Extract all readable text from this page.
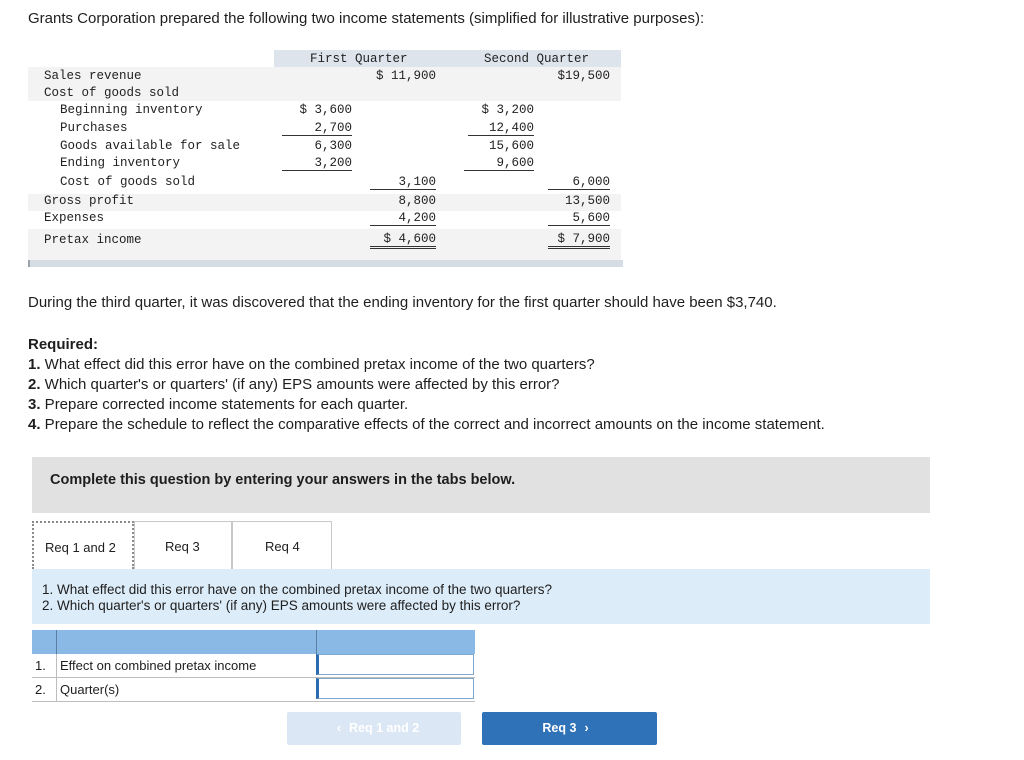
Grants Corporation prepared the following two income statements (simplified for illustrative purposes):

First Quarter	Second Quarter
Sales revenue	$ 11,900	$19,500
Cost of goods sold
Beginning inventory	$ 3,600	$ 3,200
Purchases	2,700	12,400
Goods available for sale	6,300	15,600
Ending inventory	3,200	9,600
Cost of goods sold	3,100	6,000
Gross profit	8,800	13,500
Expenses	4,200	5,600
Pretax income	$ 4,600	$ 7,900

During the third quarter, it was discovered that the ending inventory for the first quarter should have been $3,740.

Required:
1. What effect did this error have on the combined pretax income of the two quarters?
2. Which quarter's or quarters' (if any) EPS amounts were affected by this error?
3. Prepare corrected income statements for each quarter.
4. Prepare the schedule to reflect the comparative effects of the correct and incorrect amounts on the income statement.
Complete this question by entering your answers in the tabs below.
Req 1 and 2	Req 3	Req 4
1. What effect did this error have on the combined pretax income of the two quarters?
2. Which quarter's or quarters' (if any) EPS amounts were affected by this error?
1. Effect on combined pretax income
2. Quarter(s)
‹ Req 1 and 2	Req 3 ›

........

Repeat the listing in full and exactly. Leave any pictures out.

▸ **Reply to the exercise**:
Extract all readable text from this page.
Grants Corporation prepared the following two income statements (simplified for illustrative purposes):

First Quarter	Second Quarter
Sales revenue	$ 11,900	$19,500
Cost of goods sold
Beginning inventory	$ 3,600	$ 3,200
Purchases	2,700	12,400
Goods available for sale	6,300	15,600
Ending inventory	3,200	9,600
Cost of goods sold	3,100	6,000
Gross profit	8,800	13,500
Expenses	4,200	5,600
Pretax income	$ 4,600	$ 7,900

During the third quarter, it was discovered that the ending inventory for the first quarter should have been $3,740.

Required:
1. What effect did this error have on the combined pretax income of the two quarters?
2. Which quarter's or quarters' (if any) EPS amounts were affected by this error?
3. Prepare corrected income statements for each quarter.
4. Prepare the schedule to reflect the comparative effects of the correct and incorrect amounts on the income statement.
Complete this question by entering your answers in the tabs below.
Req 1 and 2	Req 3	Req 4
1. What effect did this error have on the combined pretax income of the two quarters?
2. Which quarter's or quarters' (if any) EPS amounts were affected by this error?
1. Effect on combined pretax income
2. Quarter(s)
‹ Req 1 and 2	Req 3 ›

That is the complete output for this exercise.